TASK DIRECTIONS: Recast the lines of the material as a numbered list, starting at the line that contains "login-input[interactable]: Operator xyxy=(48,466,682,550)" and ending at the line that contains "save-button-label: Сохранить xyxy=(462,930,592,957)", with both of those lines included and blank lines omitted.

[Element and box listings]
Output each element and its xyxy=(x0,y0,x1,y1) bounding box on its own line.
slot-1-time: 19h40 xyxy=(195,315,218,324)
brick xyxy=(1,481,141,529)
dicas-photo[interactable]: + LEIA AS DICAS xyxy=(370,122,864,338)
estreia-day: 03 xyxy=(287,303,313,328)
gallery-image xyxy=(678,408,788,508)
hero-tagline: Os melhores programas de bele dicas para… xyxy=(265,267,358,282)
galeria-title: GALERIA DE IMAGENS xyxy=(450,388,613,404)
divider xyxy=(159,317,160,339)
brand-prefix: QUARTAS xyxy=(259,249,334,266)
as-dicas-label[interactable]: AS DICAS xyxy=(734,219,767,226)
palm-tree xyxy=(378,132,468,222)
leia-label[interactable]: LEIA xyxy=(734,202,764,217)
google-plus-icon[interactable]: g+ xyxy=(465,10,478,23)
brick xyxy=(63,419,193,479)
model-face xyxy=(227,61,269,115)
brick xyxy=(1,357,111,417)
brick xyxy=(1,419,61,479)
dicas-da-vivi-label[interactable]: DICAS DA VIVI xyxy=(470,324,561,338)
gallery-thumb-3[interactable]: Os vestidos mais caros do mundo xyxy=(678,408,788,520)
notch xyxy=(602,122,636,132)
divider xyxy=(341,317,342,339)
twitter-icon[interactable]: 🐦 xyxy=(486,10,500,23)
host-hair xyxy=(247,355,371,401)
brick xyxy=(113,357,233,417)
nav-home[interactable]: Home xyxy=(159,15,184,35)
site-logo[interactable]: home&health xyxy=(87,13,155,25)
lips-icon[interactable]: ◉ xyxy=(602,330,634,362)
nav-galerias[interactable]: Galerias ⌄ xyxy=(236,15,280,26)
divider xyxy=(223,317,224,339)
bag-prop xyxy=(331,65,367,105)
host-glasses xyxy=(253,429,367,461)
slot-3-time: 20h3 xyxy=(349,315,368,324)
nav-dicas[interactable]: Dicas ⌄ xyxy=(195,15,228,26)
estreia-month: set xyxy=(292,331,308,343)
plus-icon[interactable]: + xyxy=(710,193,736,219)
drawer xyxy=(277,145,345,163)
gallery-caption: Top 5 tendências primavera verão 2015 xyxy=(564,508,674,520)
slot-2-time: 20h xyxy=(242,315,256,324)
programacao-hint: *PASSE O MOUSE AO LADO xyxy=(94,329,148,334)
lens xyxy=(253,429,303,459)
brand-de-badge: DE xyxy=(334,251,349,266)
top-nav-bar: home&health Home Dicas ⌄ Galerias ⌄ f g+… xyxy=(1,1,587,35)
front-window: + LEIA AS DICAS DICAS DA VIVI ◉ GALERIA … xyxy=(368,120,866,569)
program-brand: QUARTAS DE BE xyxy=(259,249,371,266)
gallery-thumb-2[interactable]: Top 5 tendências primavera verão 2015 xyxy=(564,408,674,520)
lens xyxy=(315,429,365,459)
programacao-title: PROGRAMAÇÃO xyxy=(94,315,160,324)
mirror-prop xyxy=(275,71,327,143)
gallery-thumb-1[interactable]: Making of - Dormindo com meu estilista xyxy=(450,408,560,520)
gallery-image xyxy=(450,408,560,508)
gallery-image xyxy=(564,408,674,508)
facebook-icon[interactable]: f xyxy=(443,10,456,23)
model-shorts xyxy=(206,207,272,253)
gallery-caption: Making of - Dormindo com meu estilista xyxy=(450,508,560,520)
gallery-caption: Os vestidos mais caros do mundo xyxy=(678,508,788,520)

==

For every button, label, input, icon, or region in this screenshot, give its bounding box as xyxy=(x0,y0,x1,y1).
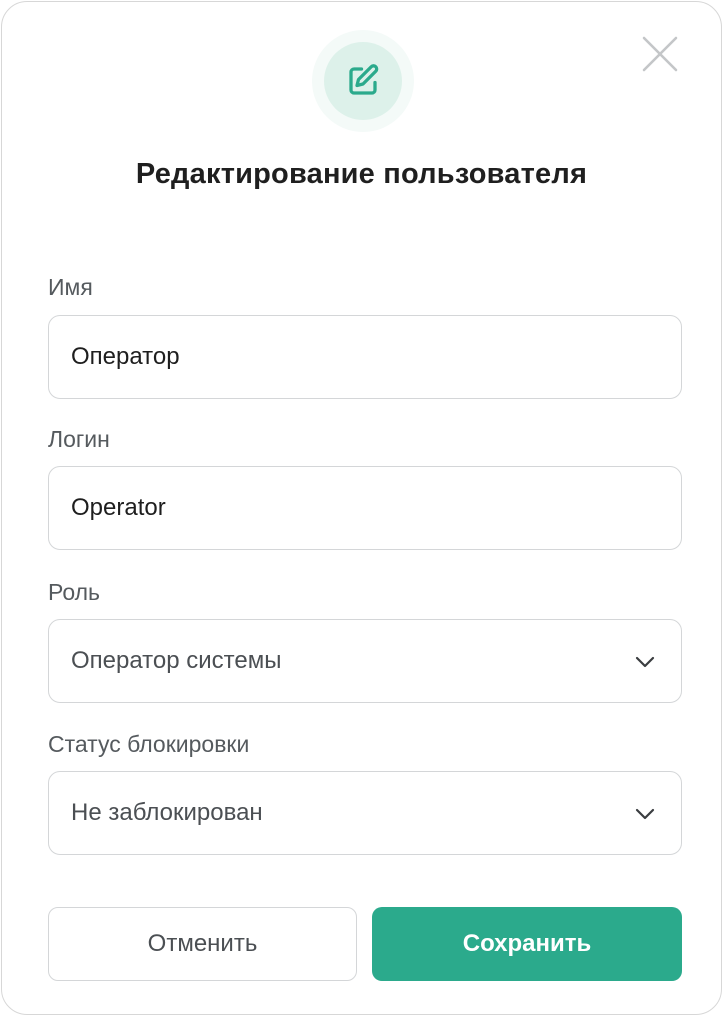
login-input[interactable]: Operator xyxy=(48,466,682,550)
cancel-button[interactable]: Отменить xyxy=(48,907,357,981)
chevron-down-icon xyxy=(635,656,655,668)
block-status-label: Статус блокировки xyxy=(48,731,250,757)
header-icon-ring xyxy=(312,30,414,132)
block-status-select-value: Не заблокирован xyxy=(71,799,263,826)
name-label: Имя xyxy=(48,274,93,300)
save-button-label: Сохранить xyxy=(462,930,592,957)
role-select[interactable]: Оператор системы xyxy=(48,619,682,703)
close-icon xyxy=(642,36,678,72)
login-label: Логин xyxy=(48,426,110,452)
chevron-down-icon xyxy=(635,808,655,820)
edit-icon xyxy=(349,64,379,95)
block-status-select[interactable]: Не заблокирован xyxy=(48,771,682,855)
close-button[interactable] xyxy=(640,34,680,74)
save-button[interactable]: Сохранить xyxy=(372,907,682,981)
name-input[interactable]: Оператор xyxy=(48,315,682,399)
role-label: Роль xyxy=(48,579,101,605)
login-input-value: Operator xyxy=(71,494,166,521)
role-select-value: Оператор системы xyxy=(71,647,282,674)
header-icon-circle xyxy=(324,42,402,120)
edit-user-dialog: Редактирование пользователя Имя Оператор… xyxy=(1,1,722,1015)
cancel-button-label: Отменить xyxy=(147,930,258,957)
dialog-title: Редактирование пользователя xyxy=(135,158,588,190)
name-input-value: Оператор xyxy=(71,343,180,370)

SOLUTION TO THIS TASK:
1. login-input[interactable]: Operator xyxy=(48,466,682,550)
2. cancel-button[interactable]: Отменить xyxy=(48,907,357,981)
3. chevron-down-icon xyxy=(635,656,655,668)
4. block-status-label: Статус блокировки xyxy=(48,731,250,757)
5. header-icon-ring xyxy=(312,30,414,132)
6. block-status-select-value: Не заблокирован xyxy=(71,799,263,826)
7. name-label: Имя xyxy=(48,274,93,300)
8. save-button-label: Сохранить xyxy=(462,930,592,957)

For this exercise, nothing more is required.